### Task requirements
Copy the records that follow exactly as written, but not their pictures.

# # #

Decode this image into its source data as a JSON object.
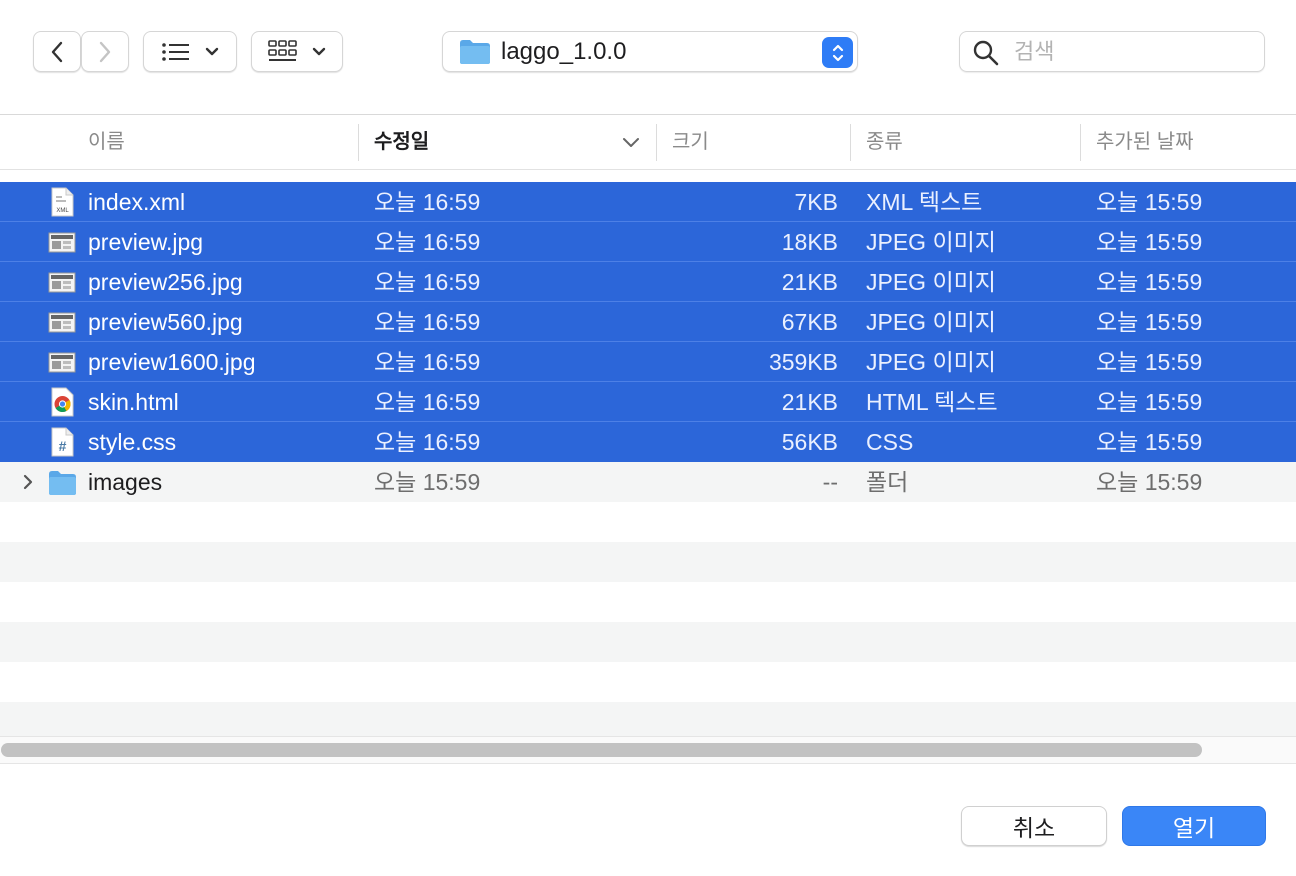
{
  "toolbar": {
    "path": "laggo_1.0.0",
    "search_placeholder": "검색"
  },
  "columns": {
    "name": "이름",
    "modified": "수정일",
    "size": "크기",
    "kind": "종류",
    "added": "추가된 날짜"
  },
  "files": [
    {
      "name": "index.xml",
      "modified": "오늘 16:59",
      "size": "7KB",
      "kind": "XML 텍스트",
      "added": "오늘 15:59",
      "icon": "xml-file-icon",
      "selected": true
    },
    {
      "name": "preview.jpg",
      "modified": "오늘 16:59",
      "size": "18KB",
      "kind": "JPEG 이미지",
      "added": "오늘 15:59",
      "icon": "image-file-icon",
      "selected": true
    },
    {
      "name": "preview256.jpg",
      "modified": "오늘 16:59",
      "size": "21KB",
      "kind": "JPEG 이미지",
      "added": "오늘 15:59",
      "icon": "image-file-icon",
      "selected": true
    },
    {
      "name": "preview560.jpg",
      "modified": "오늘 16:59",
      "size": "67KB",
      "kind": "JPEG 이미지",
      "added": "오늘 15:59",
      "icon": "image-file-icon",
      "selected": true
    },
    {
      "name": "preview1600.jpg",
      "modified": "오늘 16:59",
      "size": "359KB",
      "kind": "JPEG 이미지",
      "added": "오늘 15:59",
      "icon": "image-file-icon",
      "selected": true
    },
    {
      "name": "skin.html",
      "modified": "오늘 16:59",
      "size": "21KB",
      "kind": "HTML 텍스트",
      "added": "오늘 15:59",
      "icon": "chrome-html-file-icon",
      "selected": true
    },
    {
      "name": "style.css",
      "modified": "오늘 16:59",
      "size": "56KB",
      "kind": "CSS",
      "added": "오늘 15:59",
      "icon": "css-file-icon",
      "selected": true
    },
    {
      "name": "images",
      "modified": "오늘 15:59",
      "size": "--",
      "kind": "폴더",
      "added": "오늘 15:59",
      "icon": "folder-icon",
      "selected": false
    }
  ],
  "buttons": {
    "cancel": "취소",
    "open": "열기"
  },
  "colors": {
    "selection": "#2c66d9",
    "accent": "#3a86f7",
    "folder": "#6fb7ee"
  }
}
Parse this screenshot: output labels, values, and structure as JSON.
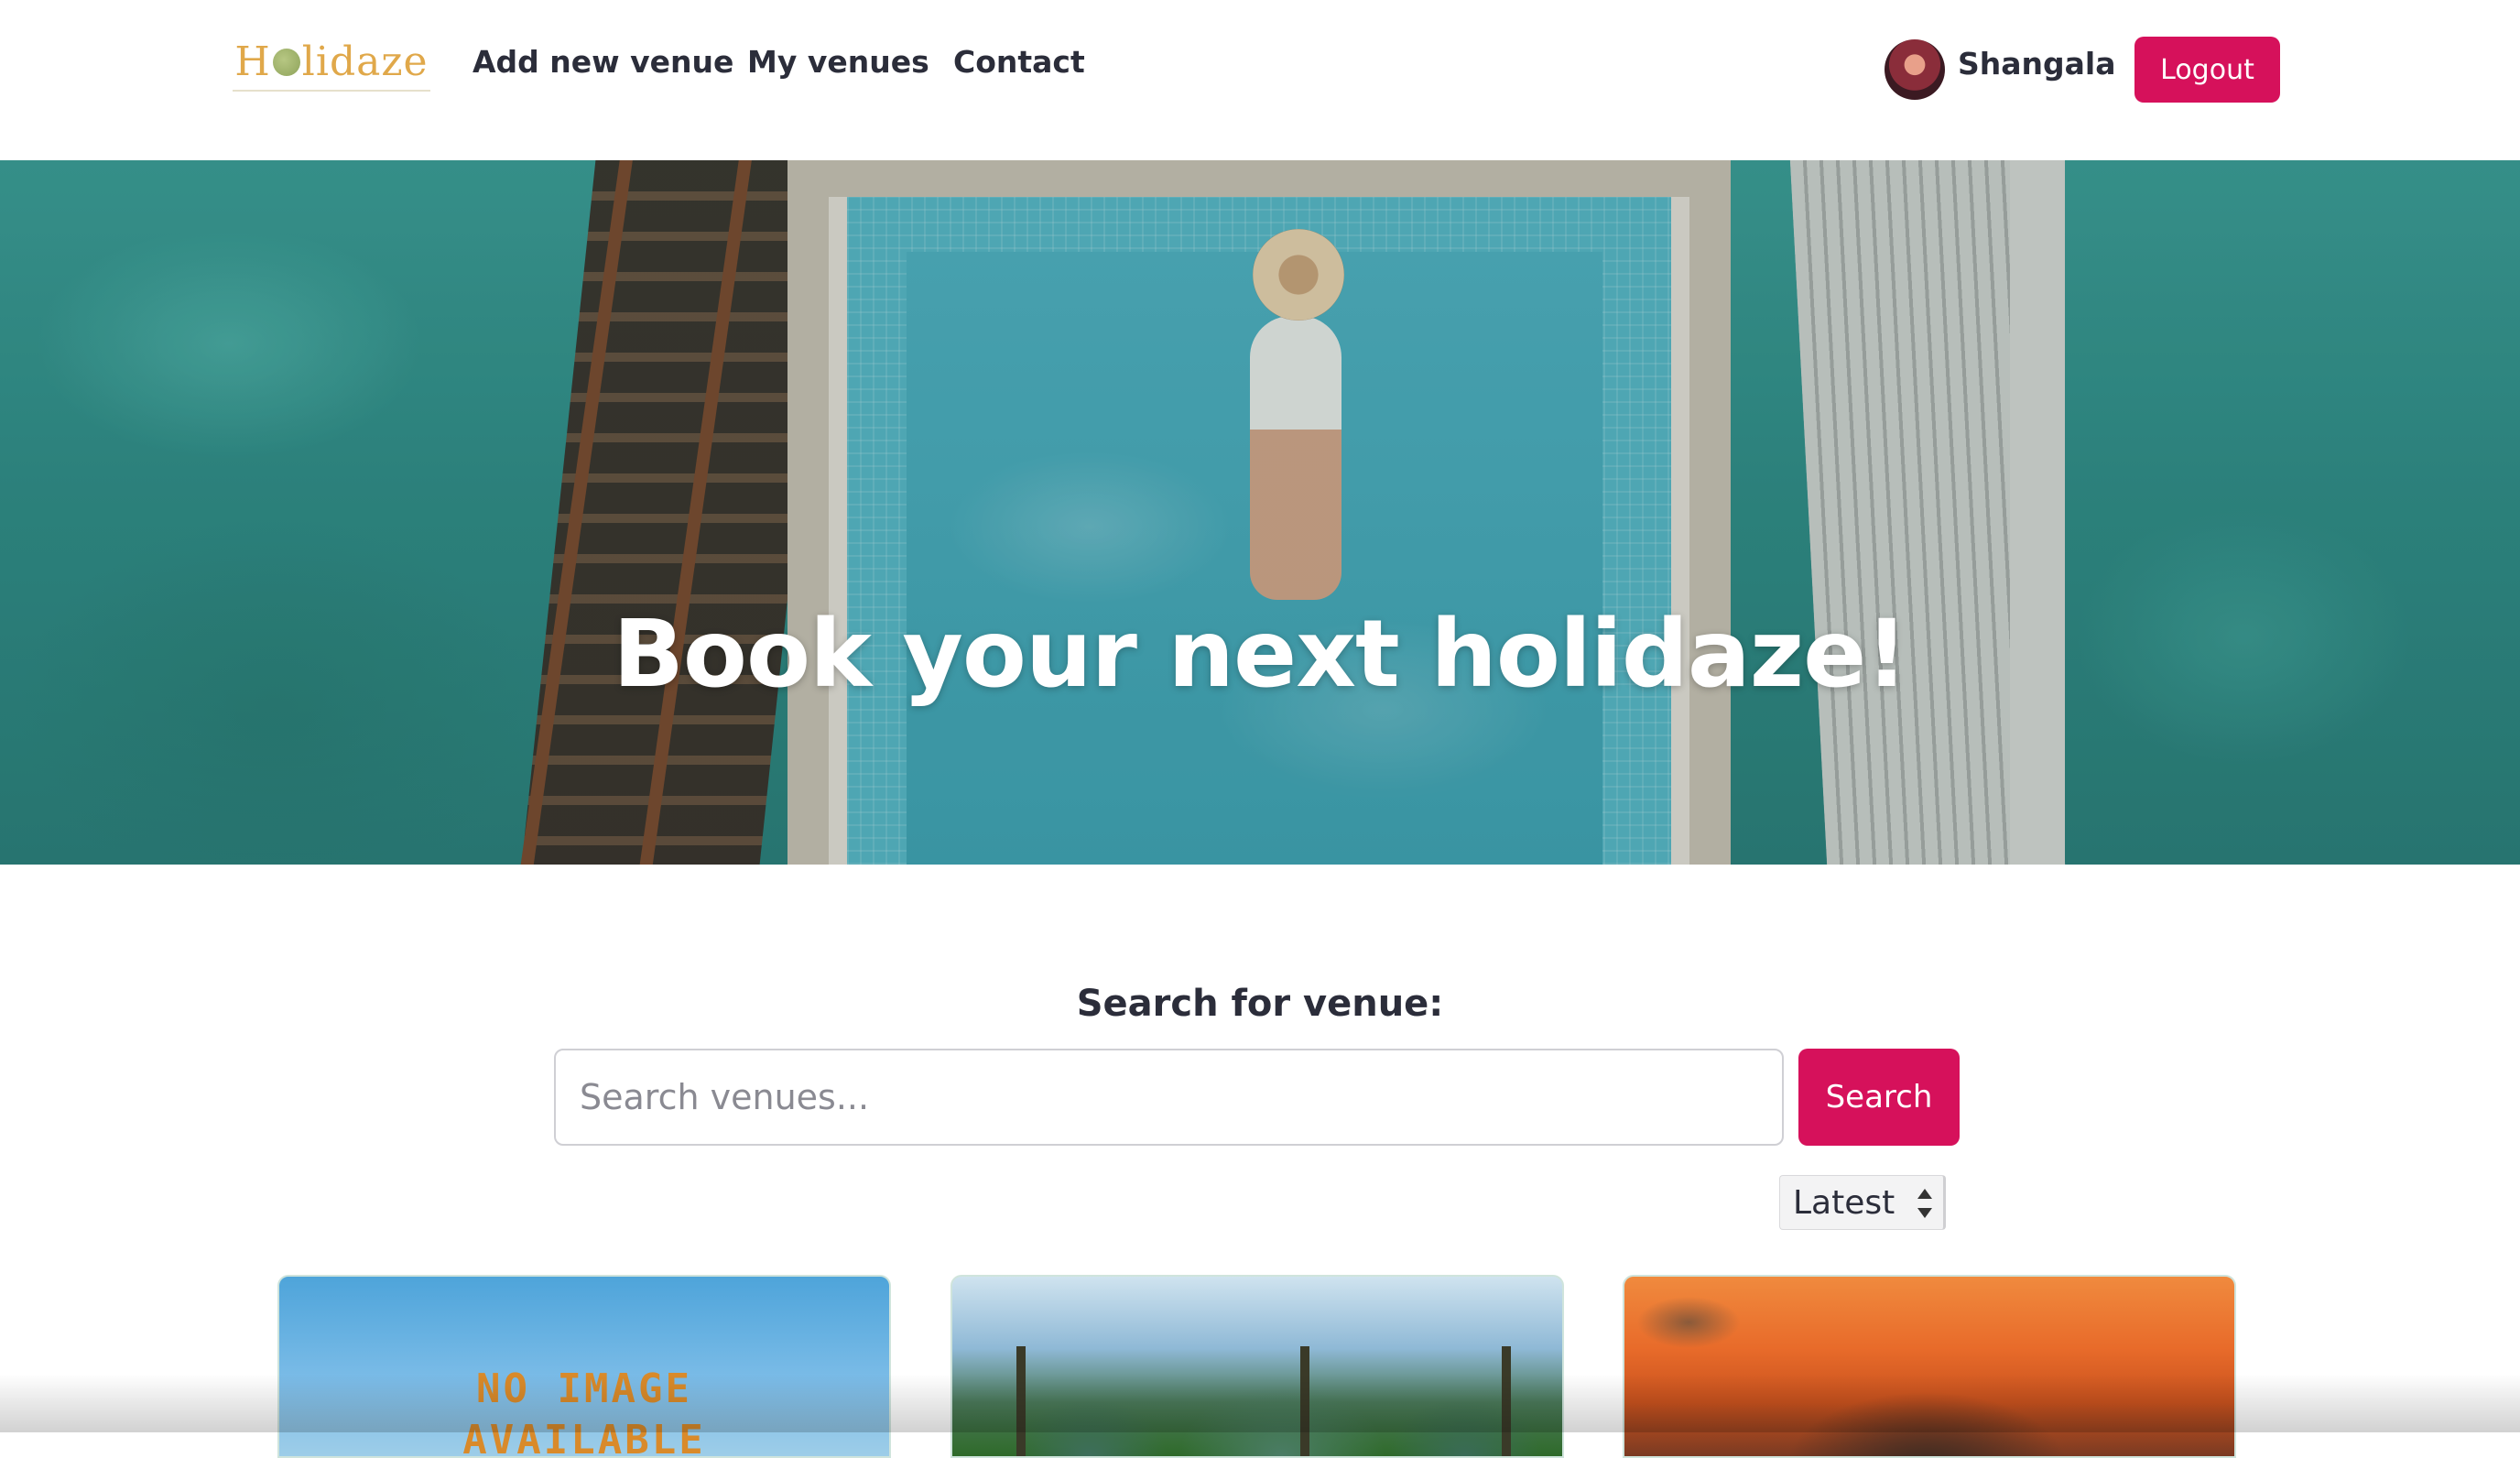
{
  "nav": {
    "logo_text_before": "H",
    "logo_text_after": "lidaze",
    "links": [
      "Add new venue",
      "My venues",
      "Contact"
    ],
    "username": "Shangala",
    "logout_label": "Logout"
  },
  "hero": {
    "title": "Book your next holidaze!"
  },
  "search": {
    "title": "Search for venue:",
    "placeholder": "Search venues...",
    "button_label": "Search",
    "sort_selected": "Latest"
  },
  "cards": [
    {
      "image": "no-image-placeholder",
      "placeholder_text_line1": "NO IMAGE",
      "placeholder_text_line2": "AVAILABLE"
    },
    {
      "image": "tropical-mountains-photo"
    },
    {
      "image": "fantasy-sunset-artwork"
    }
  ],
  "colors": {
    "accent": "#d6115b",
    "text": "#2b2d3a",
    "logo": "#e0a84a"
  }
}
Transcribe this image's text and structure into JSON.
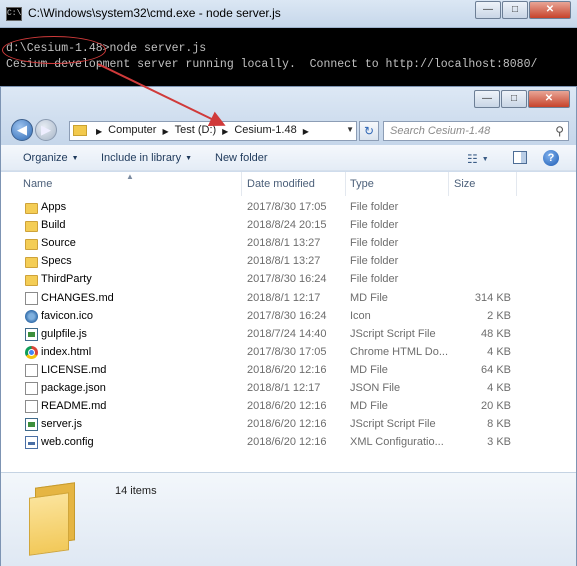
{
  "cmd": {
    "title": "C:\\Windows\\system32\\cmd.exe - node  server.js",
    "line1": "d:\\Cesium-1.48>node server.js",
    "line2": "Cesium development server running locally.  Connect to http://localhost:8080/",
    "icon_label": "C:\\"
  },
  "window_controls": {
    "minimize": "—",
    "maximize": "□",
    "close": "✕"
  },
  "explorer": {
    "breadcrumb": [
      "Computer",
      "Test (D:)",
      "Cesium-1.48"
    ],
    "search_placeholder": "Search Cesium-1.48",
    "toolbar": {
      "organize": "Organize",
      "include_in_library": "Include in library",
      "new_folder": "New folder"
    },
    "columns": {
      "name": "Name",
      "date": "Date modified",
      "type": "Type",
      "size": "Size"
    },
    "files": [
      {
        "name": "Apps",
        "date": "2017/8/30 17:05",
        "type": "File folder",
        "size": "",
        "icon": "folder-icon"
      },
      {
        "name": "Build",
        "date": "2018/8/24 20:15",
        "type": "File folder",
        "size": "",
        "icon": "folder-icon"
      },
      {
        "name": "Source",
        "date": "2018/8/1 13:27",
        "type": "File folder",
        "size": "",
        "icon": "folder-icon"
      },
      {
        "name": "Specs",
        "date": "2018/8/1 13:27",
        "type": "File folder",
        "size": "",
        "icon": "folder-icon"
      },
      {
        "name": "ThirdParty",
        "date": "2017/8/30 16:24",
        "type": "File folder",
        "size": "",
        "icon": "folder-icon"
      },
      {
        "name": "CHANGES.md",
        "date": "2018/8/1 12:17",
        "type": "MD File",
        "size": "314 KB",
        "icon": "document-icon"
      },
      {
        "name": "favicon.ico",
        "date": "2017/8/30 16:24",
        "type": "Icon",
        "size": "2 KB",
        "icon": "ico-file-icon"
      },
      {
        "name": "gulpfile.js",
        "date": "2018/7/24 14:40",
        "type": "JScript Script File",
        "size": "48 KB",
        "icon": "jscript-file-icon"
      },
      {
        "name": "index.html",
        "date": "2017/8/30 17:05",
        "type": "Chrome HTML Do...",
        "size": "4 KB",
        "icon": "chrome-html-icon"
      },
      {
        "name": "LICENSE.md",
        "date": "2018/6/20 12:16",
        "type": "MD File",
        "size": "64 KB",
        "icon": "document-icon"
      },
      {
        "name": "package.json",
        "date": "2018/8/1 12:17",
        "type": "JSON File",
        "size": "4 KB",
        "icon": "document-icon"
      },
      {
        "name": "README.md",
        "date": "2018/6/20 12:16",
        "type": "MD File",
        "size": "20 KB",
        "icon": "document-icon"
      },
      {
        "name": "server.js",
        "date": "2018/6/20 12:16",
        "type": "JScript Script File",
        "size": "8 KB",
        "icon": "jscript-file-icon"
      },
      {
        "name": "web.config",
        "date": "2018/6/20 12:16",
        "type": "XML Configuratio...",
        "size": "3 KB",
        "icon": "xml-config-icon"
      }
    ],
    "status": {
      "item_count": "14 items"
    }
  },
  "colors": {
    "annotation_red": "#d03a3a",
    "folder_yellow": "#f4cd55",
    "cmd_text": "#c0c0c0"
  }
}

# # #

### Expected answer
Decode this image into its source data as a JSON object.
{
  "toolbar": {
    "path": "laggo_1.0.0",
    "search_placeholder": "검색"
  },
  "columns": {
    "name": "이름",
    "modified": "수정일",
    "size": "크기",
    "kind": "종류",
    "added": "추가된 날짜"
  },
  "files": [
    {
      "name": "index.xml",
      "modified": "오늘 16:59",
      "size": "7KB",
      "kind": "XML 텍스트",
      "added": "오늘 15:59",
      "icon": "xml-file-icon",
      "selected": true
    },
    {
      "name": "preview.jpg",
      "modified": "오늘 16:59",
      "size": "18KB",
      "kind": "JPEG 이미지",
      "added": "오늘 15:59",
      "icon": "image-file-icon",
      "selected": true
    },
    {
      "name": "preview256.jpg",
      "modified": "오늘 16:59",
      "size": "21KB",
      "kind": "JPEG 이미지",
      "added": "오늘 15:59",
      "icon": "image-file-icon",
      "selected": true
    },
    {
      "name": "preview560.jpg",
      "modified": "오늘 16:59",
      "size": "67KB",
      "kind": "JPEG 이미지",
      "added": "오늘 15:59",
      "icon": "image-file-icon",
      "selected": true
    },
    {
      "name": "preview1600.jpg",
      "modified": "오늘 16:59",
      "size": "359KB",
      "kind": "JPEG 이미지",
      "added": "오늘 15:59",
      "icon": "image-file-icon",
      "selected": true
    },
    {
      "name": "skin.html",
      "modified": "오늘 16:59",
      "size": "21KB",
      "kind": "HTML 텍스트",
      "added": "오늘 15:59",
      "icon": "chrome-html-file-icon",
      "selected": true
    },
    {
      "name": "style.css",
      "modified": "오늘 16:59",
      "size": "56KB",
      "kind": "CSS",
      "added": "오늘 15:59",
      "icon": "css-file-icon",
      "selected": true
    },
    {
      "name": "images",
      "modified": "오늘 15:59",
      "size": "--",
      "kind": "폴더",
      "added": "오늘 15:59",
      "icon": "folder-icon",
      "selected": false
    }
  ],
  "buttons": {
    "cancel": "취소",
    "open": "열기"
  },
  "colors": {
    "selection": "#2c66d9",
    "accent": "#3a86f7",
    "folder": "#6fb7ee"
  }
}
Parse this screenshot: output labels, values, and structure as JSON.
{
  "nav": {
    "logo_text_before": "H",
    "logo_text_after": "lidaze",
    "links": [
      "Add new venue",
      "My venues",
      "Contact"
    ],
    "username": "Shangala",
    "logout_label": "Logout"
  },
  "hero": {
    "title": "Book your next holidaze!"
  },
  "search": {
    "title": "Search for venue:",
    "placeholder": "Search venues...",
    "button_label": "Search",
    "sort_selected": "Latest"
  },
  "cards": [
    {
      "image": "no-image-placeholder",
      "placeholder_text_line1": "NO IMAGE",
      "placeholder_text_line2": "AVAILABLE"
    },
    {
      "image": "tropical-mountains-photo"
    },
    {
      "image": "fantasy-sunset-artwork"
    }
  ],
  "colors": {
    "accent": "#d6115b",
    "text": "#2b2d3a",
    "logo": "#e0a84a"
  }
}
Transcribe this image's text and structure into JSON.
{
  "cmd": {
    "title": "C:\\Windows\\system32\\cmd.exe - node  server.js",
    "line1": "d:\\Cesium-1.48>node server.js",
    "line2": "Cesium development server running locally.  Connect to http://localhost:8080/",
    "icon_label": "C:\\"
  },
  "window_controls": {
    "minimize": "—",
    "maximize": "□",
    "close": "✕"
  },
  "explorer": {
    "breadcrumb": [
      "Computer",
      "Test (D:)",
      "Cesium-1.48"
    ],
    "search_placeholder": "Search Cesium-1.48",
    "toolbar": {
      "organize": "Organize",
      "include_in_library": "Include in library",
      "new_folder": "New folder"
    },
    "columns": {
      "name": "Name",
      "date": "Date modified",
      "type": "Type",
      "size": "Size"
    },
    "files": [
      {
        "name": "Apps",
        "date": "2017/8/30 17:05",
        "type": "File folder",
        "size": "",
        "icon": "folder-icon"
      },
      {
        "name": "Build",
        "date": "2018/8/24 20:15",
        "type": "File folder",
        "size": "",
        "icon": "folder-icon"
      },
      {
        "name": "Source",
        "date": "2018/8/1 13:27",
        "type": "File folder",
        "size": "",
        "icon": "folder-icon"
      },
      {
        "name": "Specs",
        "date": "2018/8/1 13:27",
        "type": "File folder",
        "size": "",
        "icon": "folder-icon"
      },
      {
        "name": "ThirdParty",
        "date": "2017/8/30 16:24",
        "type": "File folder",
        "size": "",
        "icon": "folder-icon"
      },
      {
        "name": "CHANGES.md",
        "date": "2018/8/1 12:17",
        "type": "MD File",
        "size": "314 KB",
        "icon": "document-icon"
      },
      {
        "name": "favicon.ico",
        "date": "2017/8/30 16:24",
        "type": "Icon",
        "size": "2 KB",
        "icon": "ico-file-icon"
      },
      {
        "name": "gulpfile.js",
        "date": "2018/7/24 14:40",
        "type": "JScript Script File",
        "size": "48 KB",
        "icon": "jscript-file-icon"
      },
      {
        "name": "index.html",
        "date": "2017/8/30 17:05",
        "type": "Chrome HTML Do...",
        "size": "4 KB",
        "icon": "chrome-html-icon"
      },
      {
        "name": "LICENSE.md",
        "date": "2018/6/20 12:16",
        "type": "MD File",
        "size": "64 KB",
        "icon": "document-icon"
      },
      {
        "name": "package.json",
        "date": "2018/8/1 12:17",
        "type": "JSON File",
        "size": "4 KB",
        "icon": "document-icon"
      },
      {
        "name": "README.md",
        "date": "2018/6/20 12:16",
        "type": "MD File",
        "size": "20 KB",
        "icon": "document-icon"
      },
      {
        "name": "server.js",
        "date": "2018/6/20 12:16",
        "type": "JScript Script File",
        "size": "8 KB",
        "icon": "jscript-file-icon"
      },
      {
        "name": "web.config",
        "date": "2018/6/20 12:16",
        "type": "XML Configuratio...",
        "size": "3 KB",
        "icon": "xml-config-icon"
      }
    ],
    "status": {
      "item_count": "14 items"
    }
  },
  "colors": {
    "annotation_red": "#d03a3a",
    "folder_yellow": "#f4cd55",
    "cmd_text": "#c0c0c0"
  }
}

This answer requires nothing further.